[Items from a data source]
━━━
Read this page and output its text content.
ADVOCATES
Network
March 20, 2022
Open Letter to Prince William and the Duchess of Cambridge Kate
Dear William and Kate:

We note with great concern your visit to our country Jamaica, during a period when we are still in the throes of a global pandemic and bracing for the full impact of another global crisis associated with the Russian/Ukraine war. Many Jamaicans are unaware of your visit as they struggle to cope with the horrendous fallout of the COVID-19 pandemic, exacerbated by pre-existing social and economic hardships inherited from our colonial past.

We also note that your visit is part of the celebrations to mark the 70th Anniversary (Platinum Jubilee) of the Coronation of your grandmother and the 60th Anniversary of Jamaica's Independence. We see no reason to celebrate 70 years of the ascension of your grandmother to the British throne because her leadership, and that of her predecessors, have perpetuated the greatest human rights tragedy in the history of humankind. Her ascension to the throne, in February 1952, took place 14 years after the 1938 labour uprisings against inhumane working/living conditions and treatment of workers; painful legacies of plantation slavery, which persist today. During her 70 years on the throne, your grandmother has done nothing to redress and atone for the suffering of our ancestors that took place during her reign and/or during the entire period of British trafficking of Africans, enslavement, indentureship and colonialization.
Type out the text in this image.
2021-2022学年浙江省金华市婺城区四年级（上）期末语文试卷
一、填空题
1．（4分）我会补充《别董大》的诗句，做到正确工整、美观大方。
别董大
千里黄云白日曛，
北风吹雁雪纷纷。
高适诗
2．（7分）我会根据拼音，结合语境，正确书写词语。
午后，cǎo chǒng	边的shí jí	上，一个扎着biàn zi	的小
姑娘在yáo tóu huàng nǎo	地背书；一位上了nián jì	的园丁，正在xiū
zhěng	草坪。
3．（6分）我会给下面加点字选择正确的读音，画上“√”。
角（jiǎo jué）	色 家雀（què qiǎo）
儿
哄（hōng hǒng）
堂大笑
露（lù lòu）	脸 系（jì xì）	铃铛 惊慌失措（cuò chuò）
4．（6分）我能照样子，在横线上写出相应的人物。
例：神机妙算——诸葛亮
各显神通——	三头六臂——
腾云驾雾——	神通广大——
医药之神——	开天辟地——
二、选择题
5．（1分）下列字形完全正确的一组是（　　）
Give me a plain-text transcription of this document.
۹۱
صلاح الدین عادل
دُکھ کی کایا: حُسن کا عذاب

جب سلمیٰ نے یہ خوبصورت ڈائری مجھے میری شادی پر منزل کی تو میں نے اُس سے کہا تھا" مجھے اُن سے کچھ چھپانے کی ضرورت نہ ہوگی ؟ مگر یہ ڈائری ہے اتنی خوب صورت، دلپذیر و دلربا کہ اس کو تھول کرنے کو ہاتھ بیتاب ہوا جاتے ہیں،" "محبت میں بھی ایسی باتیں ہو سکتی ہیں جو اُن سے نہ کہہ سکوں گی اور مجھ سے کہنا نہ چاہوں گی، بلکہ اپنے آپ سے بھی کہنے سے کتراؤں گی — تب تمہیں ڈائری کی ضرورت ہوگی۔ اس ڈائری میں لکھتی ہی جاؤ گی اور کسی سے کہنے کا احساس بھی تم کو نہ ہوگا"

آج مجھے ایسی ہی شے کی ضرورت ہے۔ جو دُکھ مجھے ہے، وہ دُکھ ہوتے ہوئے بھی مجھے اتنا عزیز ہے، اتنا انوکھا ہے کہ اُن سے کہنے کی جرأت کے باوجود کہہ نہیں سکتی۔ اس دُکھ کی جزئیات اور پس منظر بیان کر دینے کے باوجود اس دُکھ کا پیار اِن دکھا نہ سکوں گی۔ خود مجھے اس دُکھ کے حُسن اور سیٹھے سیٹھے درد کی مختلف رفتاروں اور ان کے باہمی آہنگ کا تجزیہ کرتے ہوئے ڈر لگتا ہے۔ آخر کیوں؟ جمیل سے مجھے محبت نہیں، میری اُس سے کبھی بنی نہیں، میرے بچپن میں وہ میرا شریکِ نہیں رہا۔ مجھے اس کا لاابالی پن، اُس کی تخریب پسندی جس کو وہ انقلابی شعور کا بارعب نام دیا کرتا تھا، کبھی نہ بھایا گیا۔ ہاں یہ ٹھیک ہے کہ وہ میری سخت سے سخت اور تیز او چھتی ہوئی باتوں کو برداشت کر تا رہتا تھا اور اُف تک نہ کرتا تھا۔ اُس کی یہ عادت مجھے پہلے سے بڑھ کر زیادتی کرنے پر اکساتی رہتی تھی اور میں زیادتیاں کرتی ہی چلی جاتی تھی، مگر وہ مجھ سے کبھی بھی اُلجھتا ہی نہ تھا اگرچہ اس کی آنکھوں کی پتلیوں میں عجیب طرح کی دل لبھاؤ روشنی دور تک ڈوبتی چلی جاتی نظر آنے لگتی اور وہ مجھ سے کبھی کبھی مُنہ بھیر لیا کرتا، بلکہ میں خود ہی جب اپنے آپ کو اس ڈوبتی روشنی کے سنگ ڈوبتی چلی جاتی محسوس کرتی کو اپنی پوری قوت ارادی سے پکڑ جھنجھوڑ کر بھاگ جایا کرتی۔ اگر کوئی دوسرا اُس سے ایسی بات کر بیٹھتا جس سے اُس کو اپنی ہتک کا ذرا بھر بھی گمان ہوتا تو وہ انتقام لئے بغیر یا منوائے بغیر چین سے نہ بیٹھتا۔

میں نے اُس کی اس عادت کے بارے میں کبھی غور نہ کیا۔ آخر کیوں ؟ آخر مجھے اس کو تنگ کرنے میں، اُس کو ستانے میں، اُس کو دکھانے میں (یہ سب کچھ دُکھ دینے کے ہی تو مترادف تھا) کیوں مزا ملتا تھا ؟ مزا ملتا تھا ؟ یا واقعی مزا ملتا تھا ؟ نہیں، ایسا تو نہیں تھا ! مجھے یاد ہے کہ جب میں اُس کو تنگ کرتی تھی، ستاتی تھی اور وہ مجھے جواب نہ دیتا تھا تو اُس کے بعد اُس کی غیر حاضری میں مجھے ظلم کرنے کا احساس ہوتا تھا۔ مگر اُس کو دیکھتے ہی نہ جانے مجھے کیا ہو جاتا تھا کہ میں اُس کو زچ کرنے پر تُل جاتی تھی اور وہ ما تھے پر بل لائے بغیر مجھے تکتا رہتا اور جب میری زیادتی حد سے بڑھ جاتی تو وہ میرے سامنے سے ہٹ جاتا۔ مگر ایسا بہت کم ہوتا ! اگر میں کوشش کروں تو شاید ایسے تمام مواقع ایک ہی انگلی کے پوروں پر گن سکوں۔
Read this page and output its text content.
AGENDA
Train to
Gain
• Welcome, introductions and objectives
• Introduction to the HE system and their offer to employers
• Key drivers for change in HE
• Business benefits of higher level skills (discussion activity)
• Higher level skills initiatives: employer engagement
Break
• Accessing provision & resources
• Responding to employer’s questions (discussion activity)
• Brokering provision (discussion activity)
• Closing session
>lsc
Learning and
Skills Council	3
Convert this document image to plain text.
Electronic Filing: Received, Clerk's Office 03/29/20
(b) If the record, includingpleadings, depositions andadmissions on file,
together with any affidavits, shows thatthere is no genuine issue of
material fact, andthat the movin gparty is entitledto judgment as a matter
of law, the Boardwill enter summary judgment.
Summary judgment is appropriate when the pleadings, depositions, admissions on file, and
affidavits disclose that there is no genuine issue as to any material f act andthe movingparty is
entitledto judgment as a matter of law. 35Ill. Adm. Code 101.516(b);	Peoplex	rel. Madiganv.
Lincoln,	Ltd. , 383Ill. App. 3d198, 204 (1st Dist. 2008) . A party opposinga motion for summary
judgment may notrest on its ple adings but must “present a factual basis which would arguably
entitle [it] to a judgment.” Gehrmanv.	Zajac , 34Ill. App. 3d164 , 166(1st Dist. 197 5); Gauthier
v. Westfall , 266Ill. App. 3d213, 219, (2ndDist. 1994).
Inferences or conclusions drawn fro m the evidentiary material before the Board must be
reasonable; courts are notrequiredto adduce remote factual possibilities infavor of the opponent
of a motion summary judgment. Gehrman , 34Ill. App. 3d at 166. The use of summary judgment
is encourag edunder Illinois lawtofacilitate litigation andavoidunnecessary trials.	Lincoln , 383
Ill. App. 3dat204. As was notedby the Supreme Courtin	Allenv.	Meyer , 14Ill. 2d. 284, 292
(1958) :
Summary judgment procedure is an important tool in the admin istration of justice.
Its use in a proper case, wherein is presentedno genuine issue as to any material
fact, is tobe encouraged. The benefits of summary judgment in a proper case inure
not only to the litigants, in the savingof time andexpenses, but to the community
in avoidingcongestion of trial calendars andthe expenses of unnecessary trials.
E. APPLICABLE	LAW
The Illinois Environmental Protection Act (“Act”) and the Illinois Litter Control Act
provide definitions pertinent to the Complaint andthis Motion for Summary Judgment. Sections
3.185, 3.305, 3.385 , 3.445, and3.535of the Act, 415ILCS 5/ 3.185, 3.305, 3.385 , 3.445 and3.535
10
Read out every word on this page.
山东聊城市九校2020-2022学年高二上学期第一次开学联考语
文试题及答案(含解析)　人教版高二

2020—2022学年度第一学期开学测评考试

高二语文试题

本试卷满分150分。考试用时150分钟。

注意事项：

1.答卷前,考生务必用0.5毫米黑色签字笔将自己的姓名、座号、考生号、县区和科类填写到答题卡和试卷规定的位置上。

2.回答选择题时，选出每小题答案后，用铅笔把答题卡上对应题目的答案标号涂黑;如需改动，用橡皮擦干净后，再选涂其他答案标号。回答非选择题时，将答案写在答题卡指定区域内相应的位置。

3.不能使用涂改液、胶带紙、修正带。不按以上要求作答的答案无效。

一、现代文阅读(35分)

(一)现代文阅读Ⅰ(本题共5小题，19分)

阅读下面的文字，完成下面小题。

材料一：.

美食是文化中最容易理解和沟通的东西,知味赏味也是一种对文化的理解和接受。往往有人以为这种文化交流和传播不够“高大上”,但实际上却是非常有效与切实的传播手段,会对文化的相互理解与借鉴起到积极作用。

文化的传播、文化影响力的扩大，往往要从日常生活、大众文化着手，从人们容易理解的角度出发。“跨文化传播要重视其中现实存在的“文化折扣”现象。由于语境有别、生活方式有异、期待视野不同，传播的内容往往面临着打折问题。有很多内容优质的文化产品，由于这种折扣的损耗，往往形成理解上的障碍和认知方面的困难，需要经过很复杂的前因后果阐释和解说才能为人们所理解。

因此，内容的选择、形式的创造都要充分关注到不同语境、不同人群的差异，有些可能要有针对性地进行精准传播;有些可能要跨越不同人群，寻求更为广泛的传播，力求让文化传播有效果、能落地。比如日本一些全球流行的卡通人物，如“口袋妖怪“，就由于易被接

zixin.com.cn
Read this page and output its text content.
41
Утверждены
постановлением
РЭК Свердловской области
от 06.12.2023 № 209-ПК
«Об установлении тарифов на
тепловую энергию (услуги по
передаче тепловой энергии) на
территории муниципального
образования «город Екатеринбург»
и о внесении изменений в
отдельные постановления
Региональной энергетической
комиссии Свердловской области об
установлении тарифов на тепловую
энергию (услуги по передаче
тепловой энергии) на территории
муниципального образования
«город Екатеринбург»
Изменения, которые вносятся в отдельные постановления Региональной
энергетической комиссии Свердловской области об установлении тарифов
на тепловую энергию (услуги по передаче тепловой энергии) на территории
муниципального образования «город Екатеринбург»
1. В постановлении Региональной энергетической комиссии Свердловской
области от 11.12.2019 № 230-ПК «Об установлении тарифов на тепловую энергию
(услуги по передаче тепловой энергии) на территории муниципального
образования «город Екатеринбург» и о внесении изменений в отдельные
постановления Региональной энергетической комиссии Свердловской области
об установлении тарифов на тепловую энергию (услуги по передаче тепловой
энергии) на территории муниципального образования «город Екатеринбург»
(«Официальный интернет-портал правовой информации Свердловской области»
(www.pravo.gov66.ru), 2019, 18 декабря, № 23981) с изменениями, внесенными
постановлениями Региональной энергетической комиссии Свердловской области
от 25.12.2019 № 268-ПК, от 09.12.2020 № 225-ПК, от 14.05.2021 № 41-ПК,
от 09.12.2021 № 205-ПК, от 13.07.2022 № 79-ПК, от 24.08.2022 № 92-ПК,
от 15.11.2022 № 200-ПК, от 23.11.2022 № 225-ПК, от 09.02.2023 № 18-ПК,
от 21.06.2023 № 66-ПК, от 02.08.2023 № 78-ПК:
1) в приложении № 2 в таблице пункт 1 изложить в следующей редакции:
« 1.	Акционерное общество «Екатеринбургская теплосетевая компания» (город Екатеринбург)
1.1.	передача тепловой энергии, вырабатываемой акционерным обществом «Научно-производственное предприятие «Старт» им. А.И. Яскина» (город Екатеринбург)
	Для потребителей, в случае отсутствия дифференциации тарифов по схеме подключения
━━━
Given problem
Search the entries for the word "depositions", then gather every line that has it.

Answer for the task
(b) If the record, includingpleadings, depositions andadmissions on file,
Summary judgment is appropriate when the pleadings, depositions, admissions on file, and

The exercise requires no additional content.